*What you will do*
Show every line where "structured" occurs.

*Data for the task*
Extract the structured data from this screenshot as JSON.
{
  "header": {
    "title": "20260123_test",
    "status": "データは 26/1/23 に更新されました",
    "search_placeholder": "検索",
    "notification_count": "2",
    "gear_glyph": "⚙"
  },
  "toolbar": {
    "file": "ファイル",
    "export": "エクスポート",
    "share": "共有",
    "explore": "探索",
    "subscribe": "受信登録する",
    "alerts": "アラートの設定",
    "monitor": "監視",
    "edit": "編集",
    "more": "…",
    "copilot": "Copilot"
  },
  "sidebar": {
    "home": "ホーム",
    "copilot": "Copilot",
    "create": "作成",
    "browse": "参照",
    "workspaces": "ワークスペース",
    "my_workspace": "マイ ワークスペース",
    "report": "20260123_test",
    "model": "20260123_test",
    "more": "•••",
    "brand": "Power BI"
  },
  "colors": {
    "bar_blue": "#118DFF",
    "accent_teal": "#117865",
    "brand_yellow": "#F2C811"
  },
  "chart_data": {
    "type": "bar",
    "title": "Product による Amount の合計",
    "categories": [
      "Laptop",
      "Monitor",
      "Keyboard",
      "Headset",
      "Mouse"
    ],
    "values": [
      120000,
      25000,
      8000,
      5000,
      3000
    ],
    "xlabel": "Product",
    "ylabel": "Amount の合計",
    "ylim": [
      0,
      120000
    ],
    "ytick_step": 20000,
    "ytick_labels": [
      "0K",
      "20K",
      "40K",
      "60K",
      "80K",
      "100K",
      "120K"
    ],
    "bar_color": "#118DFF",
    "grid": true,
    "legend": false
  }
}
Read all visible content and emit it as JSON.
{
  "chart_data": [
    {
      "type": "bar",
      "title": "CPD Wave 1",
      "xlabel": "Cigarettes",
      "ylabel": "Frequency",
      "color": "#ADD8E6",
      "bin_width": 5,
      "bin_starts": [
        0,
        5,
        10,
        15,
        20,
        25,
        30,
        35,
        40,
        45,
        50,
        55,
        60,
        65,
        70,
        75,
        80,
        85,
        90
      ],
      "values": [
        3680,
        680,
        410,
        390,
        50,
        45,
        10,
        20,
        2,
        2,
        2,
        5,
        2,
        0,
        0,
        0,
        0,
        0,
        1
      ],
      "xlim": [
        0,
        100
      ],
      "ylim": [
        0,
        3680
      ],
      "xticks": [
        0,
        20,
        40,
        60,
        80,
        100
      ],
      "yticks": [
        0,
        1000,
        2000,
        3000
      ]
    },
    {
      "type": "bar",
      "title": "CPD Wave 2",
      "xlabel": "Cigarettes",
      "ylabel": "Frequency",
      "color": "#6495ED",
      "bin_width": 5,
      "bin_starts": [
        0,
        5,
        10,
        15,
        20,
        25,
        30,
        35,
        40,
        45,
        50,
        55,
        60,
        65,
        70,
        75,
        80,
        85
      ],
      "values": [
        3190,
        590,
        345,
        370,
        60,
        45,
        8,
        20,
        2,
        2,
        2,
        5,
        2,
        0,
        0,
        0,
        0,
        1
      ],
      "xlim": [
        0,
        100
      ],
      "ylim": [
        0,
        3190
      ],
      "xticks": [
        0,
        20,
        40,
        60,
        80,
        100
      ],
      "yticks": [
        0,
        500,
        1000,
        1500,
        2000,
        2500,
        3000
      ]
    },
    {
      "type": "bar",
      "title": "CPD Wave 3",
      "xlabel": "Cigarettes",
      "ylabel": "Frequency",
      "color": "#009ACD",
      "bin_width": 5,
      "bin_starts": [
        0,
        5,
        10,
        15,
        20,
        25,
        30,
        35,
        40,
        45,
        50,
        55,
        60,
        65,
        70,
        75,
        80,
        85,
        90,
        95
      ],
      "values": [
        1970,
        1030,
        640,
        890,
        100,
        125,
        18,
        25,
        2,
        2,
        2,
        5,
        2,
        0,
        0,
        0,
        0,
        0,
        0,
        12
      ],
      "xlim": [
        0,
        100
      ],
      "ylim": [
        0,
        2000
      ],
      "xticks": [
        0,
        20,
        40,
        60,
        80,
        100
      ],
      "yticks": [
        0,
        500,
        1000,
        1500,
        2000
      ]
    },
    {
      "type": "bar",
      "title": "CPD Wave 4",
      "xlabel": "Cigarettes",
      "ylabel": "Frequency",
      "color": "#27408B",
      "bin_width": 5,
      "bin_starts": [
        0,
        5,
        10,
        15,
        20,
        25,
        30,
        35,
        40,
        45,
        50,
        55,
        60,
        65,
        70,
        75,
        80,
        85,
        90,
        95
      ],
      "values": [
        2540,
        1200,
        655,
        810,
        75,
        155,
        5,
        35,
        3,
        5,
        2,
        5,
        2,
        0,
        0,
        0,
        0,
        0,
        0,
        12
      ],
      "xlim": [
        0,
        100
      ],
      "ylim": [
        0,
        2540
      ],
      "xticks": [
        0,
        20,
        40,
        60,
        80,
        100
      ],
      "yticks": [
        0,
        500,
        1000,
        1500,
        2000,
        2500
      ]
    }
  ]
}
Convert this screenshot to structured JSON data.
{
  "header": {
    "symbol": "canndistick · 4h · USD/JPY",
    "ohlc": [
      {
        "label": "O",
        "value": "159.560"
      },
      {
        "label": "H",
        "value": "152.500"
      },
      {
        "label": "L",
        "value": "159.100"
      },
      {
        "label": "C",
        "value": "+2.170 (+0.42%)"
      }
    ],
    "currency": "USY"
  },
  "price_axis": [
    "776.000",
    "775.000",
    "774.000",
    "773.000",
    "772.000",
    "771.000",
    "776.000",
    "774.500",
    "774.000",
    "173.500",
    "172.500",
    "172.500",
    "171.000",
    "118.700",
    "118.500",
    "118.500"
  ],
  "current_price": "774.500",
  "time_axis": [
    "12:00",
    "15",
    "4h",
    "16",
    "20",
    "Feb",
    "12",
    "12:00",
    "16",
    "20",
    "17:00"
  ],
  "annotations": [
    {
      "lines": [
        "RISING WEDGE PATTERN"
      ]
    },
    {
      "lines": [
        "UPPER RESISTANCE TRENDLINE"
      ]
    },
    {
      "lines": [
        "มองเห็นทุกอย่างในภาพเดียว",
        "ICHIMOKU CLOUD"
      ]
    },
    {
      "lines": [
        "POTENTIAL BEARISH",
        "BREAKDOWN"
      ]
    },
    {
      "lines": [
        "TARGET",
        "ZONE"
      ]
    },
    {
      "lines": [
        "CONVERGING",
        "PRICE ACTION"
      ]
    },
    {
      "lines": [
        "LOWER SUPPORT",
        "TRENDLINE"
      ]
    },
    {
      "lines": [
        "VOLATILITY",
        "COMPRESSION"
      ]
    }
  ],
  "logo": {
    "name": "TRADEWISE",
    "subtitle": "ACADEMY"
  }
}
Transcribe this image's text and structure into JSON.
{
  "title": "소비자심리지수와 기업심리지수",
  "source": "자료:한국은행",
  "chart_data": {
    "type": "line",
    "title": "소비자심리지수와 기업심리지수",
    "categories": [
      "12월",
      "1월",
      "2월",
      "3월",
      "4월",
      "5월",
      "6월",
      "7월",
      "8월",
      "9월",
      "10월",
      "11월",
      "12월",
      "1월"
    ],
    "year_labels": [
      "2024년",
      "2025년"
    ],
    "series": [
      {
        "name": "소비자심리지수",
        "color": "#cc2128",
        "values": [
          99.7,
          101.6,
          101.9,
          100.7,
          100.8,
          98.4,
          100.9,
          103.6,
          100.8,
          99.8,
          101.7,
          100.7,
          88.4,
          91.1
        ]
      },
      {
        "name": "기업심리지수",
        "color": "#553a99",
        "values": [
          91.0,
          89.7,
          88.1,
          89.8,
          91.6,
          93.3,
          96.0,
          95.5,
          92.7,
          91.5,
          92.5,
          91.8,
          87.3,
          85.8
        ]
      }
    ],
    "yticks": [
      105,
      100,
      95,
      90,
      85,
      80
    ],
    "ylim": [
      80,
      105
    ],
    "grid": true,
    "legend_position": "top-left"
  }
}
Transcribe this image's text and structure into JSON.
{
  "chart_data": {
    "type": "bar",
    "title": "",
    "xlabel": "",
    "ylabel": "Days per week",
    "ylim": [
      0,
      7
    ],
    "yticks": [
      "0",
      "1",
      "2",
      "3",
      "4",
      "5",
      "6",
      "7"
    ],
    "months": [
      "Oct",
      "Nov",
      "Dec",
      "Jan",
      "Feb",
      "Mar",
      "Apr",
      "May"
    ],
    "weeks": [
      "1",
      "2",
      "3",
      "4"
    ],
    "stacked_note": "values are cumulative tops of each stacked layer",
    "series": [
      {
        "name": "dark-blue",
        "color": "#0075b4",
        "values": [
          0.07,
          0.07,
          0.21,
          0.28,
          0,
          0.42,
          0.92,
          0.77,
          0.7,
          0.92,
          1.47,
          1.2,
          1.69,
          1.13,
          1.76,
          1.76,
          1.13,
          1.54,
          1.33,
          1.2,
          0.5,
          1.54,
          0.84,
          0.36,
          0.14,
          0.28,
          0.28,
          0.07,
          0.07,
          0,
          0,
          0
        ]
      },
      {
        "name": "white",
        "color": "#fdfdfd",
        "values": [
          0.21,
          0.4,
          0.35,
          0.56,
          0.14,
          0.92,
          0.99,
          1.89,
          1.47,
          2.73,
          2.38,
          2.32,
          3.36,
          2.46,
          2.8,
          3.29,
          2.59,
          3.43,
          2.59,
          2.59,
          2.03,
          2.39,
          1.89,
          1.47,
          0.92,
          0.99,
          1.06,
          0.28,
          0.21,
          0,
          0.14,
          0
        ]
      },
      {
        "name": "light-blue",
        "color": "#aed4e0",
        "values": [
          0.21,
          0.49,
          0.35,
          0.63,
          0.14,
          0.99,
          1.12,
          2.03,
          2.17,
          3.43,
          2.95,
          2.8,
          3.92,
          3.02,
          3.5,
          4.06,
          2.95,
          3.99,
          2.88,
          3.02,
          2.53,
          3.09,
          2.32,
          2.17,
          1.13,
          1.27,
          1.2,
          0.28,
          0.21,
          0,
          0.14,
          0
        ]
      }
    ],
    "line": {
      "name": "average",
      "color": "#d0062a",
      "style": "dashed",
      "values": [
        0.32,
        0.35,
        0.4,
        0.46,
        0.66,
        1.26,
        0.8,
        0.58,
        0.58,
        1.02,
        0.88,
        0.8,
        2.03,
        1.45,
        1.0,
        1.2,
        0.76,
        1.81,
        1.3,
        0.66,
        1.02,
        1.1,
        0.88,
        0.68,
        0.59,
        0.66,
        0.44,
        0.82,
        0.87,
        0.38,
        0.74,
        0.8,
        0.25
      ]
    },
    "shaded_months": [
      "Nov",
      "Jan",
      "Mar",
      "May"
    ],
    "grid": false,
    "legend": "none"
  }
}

*Answer in full*
Extract the structured data from this screenshot as JSON.
Convert this screenshot to structured JSON data.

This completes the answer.